◆ **PROBLEM DETAILS**
In the text on picking a programming language for LLMs, reproduce everything from "But let’s take" down to "locks, concurrent accesses.", changing "brutal" to "painful".
━━━━━ DOCUMENT TEXT
People often ask me what the best programming language is to use with LLMs. One of the strongest options, in my opinion, is Rust. However, before choosing it, you first need to ask yourself whether it’s worth picking a language with manual memory management instead of one with a garbage collector.

And regardless of that decision, the first thing is to understand that LLMs are not deterministic systems.

They should be used for what they actually are: smart suggesters.

You just don’t have to trust suggesters by default.
They read input text.

They responds with output text.

Disclaimer: it’s not code. Not yet.

Even if it looks like code, it compiles as if it was actual code, trust me.

It’s not.

The rule is:

code is in untrusted state, until you validate it.

No matter of the language.
Rust is not different. Its compiler strictness, doesn’t allow you to break the rule.

But let’s take a step back, in order to understand why have to evaluate other languages, not only Rust.

Manual memory management forces you to obsess over ownership & lifetimes at every step.

The bugs:

• use-after-free
• double-free
• leaks
• dangling pointers
• overflows

… are brutal to debug, especially in large or concurrent codebases. Code tends to be complex, and sometimes application logic is more related to the way memory is allocated, not only at the way data is processed. It means there are tons of elements you have to consider in the I/O design, which tends to be exponentially complicated in complex infrastructures, where you can have async processes, threads, locks, concurrent accesses.

In this scenario, people often choose GC languages, because they remove an entire class of problems. You allocate and move on. Cleaner code, simpler APIs, safer concurrency.

But GC has costs. Latency and memory.

For systems, games, kernels, databases, manual control still wins.

On the other side, modern GCs are so highly optimized that, for most software, you can choose them unless your main target is the extreme performance, over productivity and simplicity.

And Rust is a modern language that tries to thread the needle with the borrow checker. It gives you extreme performances at the cost of massive complexity.

Rust teams fight the compiler all day long. Consider for instance, a typical Rust+Tokio project: Rust’s strictness + Tokio’s zero-cost async creates a combination that is extremely safe & fast when done right. But mentally expensive, even with apparently small details like lifetime management. 

This is exactly why some people prefer simpler GC languages.

But there’s a lot of people that choose Rust because of its pattern-heavy nature, and as a consequence, for its reputation of being LLM-friendly.
━━━━━━━━━━
━━━━━ DATA FOR ANALYSIS
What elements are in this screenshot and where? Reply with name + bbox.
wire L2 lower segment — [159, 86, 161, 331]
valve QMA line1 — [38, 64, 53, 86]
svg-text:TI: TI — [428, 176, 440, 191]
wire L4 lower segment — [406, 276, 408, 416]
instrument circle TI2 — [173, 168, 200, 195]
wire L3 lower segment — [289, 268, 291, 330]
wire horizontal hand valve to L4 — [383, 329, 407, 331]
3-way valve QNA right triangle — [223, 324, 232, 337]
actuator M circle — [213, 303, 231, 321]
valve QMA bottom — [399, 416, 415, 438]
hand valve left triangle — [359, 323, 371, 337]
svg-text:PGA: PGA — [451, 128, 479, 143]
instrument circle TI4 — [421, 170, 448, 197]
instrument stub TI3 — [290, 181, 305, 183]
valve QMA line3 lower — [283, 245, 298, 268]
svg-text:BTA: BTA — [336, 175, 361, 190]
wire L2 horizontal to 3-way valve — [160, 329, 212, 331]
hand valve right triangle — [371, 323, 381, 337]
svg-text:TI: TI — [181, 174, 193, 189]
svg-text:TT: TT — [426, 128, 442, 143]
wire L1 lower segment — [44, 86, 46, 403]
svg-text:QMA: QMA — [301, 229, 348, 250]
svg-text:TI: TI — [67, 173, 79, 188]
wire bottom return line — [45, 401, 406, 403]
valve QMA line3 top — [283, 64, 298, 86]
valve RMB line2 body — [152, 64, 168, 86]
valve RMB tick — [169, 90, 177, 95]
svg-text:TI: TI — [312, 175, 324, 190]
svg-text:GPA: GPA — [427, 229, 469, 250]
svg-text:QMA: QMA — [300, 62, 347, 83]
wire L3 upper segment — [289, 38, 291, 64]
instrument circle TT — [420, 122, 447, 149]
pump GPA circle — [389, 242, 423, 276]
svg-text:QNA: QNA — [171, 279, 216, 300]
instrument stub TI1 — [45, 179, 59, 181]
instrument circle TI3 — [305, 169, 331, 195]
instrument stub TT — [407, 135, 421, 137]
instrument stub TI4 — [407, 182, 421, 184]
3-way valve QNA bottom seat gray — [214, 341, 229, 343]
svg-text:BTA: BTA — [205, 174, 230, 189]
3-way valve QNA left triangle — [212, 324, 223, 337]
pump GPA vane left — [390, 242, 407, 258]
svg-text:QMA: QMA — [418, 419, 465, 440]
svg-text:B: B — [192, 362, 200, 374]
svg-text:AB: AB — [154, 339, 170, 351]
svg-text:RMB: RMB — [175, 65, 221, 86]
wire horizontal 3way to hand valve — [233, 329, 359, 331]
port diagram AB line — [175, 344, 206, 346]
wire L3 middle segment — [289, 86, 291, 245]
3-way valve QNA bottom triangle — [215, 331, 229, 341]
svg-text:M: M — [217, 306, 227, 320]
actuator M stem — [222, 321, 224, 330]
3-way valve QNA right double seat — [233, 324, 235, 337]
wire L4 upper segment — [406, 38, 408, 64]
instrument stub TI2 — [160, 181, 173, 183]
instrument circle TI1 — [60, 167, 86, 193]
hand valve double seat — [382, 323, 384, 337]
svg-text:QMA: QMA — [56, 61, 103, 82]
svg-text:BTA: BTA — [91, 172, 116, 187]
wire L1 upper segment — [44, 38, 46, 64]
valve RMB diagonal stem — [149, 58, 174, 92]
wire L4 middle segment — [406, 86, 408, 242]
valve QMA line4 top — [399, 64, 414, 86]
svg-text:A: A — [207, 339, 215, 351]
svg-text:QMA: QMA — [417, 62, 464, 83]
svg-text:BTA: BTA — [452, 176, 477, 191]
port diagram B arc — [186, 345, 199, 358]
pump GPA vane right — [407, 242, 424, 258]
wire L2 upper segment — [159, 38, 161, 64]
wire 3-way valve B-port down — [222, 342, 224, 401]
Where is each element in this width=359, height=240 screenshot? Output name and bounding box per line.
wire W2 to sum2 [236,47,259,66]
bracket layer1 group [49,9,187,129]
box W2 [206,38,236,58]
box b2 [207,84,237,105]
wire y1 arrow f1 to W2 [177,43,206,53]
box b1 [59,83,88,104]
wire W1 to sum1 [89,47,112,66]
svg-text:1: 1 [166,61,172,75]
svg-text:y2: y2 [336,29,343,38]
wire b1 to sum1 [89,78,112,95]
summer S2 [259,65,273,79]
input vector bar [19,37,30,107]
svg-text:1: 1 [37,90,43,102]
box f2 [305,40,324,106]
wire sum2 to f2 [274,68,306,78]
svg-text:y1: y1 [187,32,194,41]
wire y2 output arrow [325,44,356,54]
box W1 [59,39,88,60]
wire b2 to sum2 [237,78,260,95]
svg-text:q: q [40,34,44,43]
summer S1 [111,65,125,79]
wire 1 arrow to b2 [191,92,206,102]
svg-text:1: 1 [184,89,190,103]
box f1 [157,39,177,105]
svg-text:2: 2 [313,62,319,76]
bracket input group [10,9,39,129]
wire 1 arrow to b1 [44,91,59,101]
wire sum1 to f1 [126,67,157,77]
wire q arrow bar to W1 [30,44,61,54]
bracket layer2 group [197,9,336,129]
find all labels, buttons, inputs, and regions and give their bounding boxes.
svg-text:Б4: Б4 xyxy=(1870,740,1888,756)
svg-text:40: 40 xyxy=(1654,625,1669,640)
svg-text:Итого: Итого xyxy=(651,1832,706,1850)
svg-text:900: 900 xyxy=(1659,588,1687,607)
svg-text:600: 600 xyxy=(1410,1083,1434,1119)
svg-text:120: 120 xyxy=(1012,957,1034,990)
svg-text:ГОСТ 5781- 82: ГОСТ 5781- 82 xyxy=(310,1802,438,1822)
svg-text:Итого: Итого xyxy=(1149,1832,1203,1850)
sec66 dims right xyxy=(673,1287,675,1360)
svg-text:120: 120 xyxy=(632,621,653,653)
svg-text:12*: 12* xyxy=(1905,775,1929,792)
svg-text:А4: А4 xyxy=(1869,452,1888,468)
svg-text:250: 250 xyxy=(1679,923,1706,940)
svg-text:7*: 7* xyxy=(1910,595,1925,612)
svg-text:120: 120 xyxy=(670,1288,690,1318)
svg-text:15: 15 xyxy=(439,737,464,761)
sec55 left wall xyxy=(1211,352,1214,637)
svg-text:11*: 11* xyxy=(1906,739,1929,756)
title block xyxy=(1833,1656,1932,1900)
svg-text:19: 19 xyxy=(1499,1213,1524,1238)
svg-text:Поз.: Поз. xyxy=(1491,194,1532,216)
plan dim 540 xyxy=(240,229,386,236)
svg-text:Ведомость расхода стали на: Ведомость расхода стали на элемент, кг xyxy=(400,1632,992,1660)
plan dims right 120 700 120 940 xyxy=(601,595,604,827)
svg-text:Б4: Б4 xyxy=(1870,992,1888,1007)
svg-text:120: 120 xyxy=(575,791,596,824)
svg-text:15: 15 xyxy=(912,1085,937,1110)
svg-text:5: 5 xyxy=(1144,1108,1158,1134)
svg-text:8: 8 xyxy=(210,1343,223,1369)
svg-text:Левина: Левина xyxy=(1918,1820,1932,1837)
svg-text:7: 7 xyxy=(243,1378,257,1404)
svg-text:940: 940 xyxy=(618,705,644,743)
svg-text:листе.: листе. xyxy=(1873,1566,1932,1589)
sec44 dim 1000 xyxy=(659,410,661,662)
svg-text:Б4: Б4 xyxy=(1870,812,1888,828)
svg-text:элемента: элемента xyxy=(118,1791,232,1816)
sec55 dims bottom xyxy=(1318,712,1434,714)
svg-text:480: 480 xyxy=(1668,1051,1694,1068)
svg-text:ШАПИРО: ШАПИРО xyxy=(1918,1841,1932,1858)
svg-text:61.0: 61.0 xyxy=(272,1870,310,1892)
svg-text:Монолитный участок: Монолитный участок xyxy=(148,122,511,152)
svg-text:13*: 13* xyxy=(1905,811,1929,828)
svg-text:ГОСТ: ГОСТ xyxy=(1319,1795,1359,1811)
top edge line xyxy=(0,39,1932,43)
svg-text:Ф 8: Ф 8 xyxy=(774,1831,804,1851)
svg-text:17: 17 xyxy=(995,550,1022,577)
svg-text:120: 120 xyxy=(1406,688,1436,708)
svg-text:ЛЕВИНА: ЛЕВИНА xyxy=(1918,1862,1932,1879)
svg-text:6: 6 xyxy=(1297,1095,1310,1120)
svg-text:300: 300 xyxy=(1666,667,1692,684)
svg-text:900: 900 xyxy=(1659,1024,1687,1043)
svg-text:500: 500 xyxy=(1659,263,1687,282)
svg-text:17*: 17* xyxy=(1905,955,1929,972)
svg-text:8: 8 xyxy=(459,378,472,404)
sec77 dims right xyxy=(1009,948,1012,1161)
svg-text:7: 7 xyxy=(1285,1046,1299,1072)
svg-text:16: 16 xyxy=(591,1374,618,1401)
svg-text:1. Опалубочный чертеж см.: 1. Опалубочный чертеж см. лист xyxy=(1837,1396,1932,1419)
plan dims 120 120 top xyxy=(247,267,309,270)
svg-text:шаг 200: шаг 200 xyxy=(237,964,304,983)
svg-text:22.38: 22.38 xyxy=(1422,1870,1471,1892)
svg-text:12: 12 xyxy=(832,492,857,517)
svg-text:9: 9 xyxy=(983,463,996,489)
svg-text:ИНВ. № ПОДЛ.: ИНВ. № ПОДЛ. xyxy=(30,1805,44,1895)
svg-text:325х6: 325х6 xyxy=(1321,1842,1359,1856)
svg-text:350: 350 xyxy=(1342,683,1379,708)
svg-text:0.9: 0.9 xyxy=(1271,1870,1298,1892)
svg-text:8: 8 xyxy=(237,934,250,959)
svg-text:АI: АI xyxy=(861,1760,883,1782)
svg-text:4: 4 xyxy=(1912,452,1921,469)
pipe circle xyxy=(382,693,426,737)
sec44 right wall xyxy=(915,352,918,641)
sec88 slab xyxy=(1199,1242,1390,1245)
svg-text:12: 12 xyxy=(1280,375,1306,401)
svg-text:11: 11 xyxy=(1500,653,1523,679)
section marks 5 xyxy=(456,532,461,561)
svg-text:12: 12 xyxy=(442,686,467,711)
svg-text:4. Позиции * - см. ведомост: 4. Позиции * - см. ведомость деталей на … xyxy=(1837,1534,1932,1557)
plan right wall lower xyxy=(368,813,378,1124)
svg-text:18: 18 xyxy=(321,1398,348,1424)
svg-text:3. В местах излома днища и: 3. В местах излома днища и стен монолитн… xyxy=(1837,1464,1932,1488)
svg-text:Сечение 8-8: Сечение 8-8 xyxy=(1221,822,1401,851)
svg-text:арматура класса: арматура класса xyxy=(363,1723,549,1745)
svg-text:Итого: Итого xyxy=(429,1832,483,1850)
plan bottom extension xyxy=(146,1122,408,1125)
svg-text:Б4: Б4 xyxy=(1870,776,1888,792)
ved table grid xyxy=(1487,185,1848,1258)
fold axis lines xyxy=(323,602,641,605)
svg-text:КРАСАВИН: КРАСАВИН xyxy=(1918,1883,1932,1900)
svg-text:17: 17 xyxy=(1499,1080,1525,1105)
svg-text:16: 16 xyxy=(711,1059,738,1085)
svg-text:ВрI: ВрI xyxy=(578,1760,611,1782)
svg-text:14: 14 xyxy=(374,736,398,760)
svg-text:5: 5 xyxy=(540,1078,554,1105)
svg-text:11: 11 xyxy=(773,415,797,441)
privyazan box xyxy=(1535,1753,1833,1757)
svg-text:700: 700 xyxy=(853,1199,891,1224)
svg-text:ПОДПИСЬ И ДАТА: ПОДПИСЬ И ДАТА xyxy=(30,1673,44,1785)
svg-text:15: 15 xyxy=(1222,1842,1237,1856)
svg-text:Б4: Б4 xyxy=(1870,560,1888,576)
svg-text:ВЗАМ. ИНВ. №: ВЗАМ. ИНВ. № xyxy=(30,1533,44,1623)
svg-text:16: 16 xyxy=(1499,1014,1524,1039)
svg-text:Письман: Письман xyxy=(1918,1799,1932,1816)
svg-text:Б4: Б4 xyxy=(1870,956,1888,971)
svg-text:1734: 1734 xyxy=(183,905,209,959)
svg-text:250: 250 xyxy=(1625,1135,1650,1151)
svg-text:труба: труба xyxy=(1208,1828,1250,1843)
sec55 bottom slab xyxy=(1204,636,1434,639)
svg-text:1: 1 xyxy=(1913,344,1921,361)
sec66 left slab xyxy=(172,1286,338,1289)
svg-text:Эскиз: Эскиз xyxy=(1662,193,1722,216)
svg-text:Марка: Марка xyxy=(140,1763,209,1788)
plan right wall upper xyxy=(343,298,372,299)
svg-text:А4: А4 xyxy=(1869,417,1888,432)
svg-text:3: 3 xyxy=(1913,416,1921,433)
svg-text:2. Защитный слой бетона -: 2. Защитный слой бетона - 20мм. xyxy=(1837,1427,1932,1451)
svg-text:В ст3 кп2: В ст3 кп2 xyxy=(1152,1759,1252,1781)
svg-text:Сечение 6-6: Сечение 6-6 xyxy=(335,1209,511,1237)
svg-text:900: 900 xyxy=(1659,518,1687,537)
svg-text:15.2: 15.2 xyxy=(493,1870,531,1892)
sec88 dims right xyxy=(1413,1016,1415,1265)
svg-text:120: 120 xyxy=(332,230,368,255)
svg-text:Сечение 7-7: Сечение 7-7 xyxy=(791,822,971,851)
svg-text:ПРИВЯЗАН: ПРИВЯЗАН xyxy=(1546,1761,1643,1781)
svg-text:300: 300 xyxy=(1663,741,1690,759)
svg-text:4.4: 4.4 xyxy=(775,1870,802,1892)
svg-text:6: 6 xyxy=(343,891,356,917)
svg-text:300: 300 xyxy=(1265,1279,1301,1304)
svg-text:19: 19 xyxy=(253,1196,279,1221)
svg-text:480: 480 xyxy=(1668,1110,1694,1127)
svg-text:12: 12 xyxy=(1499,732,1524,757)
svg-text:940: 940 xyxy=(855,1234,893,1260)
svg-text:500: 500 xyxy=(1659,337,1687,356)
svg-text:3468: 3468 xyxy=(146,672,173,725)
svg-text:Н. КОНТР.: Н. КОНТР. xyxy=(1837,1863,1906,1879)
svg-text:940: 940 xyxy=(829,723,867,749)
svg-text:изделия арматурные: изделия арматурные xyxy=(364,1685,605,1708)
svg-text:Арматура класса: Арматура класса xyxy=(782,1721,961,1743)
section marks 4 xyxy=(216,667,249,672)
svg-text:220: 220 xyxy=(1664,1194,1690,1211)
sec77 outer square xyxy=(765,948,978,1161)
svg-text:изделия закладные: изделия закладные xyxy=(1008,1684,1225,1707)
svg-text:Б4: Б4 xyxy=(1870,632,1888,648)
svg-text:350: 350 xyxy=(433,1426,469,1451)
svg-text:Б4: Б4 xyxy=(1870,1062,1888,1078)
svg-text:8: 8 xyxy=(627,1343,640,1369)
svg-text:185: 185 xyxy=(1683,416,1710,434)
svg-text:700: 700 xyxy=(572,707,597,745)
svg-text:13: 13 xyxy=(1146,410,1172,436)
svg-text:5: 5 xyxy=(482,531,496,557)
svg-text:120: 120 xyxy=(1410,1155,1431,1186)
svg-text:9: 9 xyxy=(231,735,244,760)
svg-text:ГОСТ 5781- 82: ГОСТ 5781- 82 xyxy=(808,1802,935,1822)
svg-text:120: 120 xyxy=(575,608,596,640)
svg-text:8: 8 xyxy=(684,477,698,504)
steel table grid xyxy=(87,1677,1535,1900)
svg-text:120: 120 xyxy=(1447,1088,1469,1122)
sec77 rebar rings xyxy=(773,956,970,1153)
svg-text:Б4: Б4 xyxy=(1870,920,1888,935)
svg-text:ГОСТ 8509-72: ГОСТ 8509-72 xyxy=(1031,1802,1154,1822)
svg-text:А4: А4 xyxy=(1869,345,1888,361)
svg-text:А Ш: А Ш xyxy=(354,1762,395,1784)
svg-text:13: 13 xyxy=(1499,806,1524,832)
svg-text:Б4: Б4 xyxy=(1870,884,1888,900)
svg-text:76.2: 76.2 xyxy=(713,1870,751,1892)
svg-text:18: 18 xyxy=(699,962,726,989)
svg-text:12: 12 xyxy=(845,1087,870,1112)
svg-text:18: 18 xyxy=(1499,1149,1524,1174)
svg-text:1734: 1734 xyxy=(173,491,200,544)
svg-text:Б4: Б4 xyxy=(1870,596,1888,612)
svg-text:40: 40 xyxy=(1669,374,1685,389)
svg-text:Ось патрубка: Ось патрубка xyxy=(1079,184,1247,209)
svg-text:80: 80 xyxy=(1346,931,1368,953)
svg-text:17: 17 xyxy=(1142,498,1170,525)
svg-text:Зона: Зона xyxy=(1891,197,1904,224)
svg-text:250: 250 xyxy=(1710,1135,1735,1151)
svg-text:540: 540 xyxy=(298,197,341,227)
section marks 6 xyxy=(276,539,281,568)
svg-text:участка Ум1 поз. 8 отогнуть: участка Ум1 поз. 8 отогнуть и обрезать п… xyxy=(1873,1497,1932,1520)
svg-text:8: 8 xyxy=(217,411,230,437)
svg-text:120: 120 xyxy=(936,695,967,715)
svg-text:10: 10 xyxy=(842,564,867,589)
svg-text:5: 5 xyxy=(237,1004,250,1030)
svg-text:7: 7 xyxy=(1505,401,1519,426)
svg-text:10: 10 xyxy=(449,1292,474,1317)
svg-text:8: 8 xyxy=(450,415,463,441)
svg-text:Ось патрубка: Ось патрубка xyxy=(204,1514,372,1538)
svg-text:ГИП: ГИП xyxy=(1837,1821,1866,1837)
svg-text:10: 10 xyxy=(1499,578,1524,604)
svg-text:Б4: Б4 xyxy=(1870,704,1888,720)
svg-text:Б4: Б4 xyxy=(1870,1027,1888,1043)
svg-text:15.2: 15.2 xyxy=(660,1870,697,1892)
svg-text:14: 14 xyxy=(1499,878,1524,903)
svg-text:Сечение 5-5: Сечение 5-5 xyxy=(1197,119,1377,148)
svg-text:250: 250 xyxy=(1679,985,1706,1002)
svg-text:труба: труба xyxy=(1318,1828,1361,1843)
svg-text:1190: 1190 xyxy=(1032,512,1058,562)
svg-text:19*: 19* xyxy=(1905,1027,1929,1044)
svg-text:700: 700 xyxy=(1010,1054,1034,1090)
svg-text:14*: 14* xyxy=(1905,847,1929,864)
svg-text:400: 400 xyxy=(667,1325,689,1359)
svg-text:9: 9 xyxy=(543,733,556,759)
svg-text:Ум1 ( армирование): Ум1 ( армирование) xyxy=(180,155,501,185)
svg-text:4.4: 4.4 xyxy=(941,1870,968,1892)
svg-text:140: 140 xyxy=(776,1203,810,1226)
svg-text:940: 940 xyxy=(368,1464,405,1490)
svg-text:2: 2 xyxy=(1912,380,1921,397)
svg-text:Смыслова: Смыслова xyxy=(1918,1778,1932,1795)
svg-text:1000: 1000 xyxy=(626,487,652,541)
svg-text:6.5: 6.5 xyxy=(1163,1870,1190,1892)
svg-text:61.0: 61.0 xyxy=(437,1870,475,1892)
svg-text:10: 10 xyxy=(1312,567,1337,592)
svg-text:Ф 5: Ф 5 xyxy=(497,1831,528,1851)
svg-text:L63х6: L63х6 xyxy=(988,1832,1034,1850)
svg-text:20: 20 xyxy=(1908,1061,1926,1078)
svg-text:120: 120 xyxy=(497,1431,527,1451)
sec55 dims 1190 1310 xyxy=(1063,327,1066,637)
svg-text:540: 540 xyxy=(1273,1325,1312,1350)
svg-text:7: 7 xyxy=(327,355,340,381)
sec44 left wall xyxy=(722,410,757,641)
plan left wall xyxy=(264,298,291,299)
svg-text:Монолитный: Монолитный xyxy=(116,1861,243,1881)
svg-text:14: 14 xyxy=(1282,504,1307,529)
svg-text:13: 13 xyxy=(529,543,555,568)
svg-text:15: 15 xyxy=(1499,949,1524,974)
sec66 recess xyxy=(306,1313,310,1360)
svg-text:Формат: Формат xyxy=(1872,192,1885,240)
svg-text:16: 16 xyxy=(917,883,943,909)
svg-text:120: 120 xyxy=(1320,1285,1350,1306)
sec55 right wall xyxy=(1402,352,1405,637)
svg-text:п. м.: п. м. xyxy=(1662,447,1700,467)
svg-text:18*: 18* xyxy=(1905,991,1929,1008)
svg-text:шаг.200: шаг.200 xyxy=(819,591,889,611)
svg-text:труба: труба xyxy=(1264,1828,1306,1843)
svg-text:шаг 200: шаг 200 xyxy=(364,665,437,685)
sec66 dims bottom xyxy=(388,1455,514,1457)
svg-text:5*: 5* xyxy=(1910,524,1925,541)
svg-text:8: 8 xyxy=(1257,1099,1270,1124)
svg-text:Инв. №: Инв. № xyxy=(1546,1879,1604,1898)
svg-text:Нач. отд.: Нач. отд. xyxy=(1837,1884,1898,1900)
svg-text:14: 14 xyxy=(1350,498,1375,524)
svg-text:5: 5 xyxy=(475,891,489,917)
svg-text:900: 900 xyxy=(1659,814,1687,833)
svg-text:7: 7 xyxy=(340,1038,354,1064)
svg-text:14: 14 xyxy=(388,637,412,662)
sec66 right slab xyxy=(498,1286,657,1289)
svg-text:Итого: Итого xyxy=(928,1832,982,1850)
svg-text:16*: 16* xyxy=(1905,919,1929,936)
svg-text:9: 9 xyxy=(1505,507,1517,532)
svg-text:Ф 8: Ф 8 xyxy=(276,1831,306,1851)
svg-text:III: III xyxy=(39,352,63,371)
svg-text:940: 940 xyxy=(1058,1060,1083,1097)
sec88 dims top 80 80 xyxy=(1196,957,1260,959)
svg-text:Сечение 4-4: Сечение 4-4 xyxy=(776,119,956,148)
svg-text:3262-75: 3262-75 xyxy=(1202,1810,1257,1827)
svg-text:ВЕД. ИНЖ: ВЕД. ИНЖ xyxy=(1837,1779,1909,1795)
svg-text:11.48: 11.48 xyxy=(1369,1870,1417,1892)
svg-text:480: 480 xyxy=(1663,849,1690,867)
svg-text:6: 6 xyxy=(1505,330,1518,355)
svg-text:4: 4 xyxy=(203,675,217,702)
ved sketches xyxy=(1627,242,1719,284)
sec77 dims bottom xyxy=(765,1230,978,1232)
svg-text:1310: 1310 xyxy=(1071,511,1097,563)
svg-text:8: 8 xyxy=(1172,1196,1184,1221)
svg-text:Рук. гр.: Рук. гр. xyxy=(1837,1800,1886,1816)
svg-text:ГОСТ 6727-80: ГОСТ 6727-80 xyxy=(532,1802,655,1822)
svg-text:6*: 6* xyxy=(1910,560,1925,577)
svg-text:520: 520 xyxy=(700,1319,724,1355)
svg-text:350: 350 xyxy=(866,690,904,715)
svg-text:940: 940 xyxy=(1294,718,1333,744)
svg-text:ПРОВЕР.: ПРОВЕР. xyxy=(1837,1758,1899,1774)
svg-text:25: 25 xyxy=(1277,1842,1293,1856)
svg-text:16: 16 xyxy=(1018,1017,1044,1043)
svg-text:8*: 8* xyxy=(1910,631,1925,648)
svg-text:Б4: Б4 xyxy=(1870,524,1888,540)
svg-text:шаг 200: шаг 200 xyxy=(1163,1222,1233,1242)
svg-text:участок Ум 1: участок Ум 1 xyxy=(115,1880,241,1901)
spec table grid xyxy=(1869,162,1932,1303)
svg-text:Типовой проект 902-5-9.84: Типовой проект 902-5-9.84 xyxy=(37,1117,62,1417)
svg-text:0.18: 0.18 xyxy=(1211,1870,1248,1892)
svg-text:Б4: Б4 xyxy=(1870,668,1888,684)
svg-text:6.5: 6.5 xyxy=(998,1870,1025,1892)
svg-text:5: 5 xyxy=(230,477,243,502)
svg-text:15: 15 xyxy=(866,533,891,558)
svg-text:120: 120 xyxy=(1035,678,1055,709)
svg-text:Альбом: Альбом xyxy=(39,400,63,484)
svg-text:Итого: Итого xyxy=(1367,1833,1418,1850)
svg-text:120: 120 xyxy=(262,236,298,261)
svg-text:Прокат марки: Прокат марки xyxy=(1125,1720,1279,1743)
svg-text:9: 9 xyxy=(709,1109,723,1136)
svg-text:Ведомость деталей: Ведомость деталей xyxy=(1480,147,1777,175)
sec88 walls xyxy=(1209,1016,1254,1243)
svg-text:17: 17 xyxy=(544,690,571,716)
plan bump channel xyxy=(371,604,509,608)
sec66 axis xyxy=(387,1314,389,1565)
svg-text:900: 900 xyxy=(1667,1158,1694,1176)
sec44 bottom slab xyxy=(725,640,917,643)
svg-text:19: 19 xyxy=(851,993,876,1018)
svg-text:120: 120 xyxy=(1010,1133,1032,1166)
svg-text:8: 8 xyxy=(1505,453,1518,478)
━━━━━━━━━━
◆ **RESULT FOR THIS EXERCISE**
But let’s take a step back, in order to understand why have to evaluate other languages, not only Rust.

Manual memory management forces you to obsess over ownership & lifetimes at every step.

The bugs:

• use-after-free
• double-free
• leaks
• dangling pointers
• overflows

… are painful to debug, especially in large or concurrent codebases. Code tends to be complex, and sometimes application logic is more related to the way memory is allocated, not only at the way data is processed. It means there are tons of elements you have to consider in the I/O design, which tends to be exponentially complicated in complex infrastructures, where you can have async processes, threads, locks, concurrent accesses.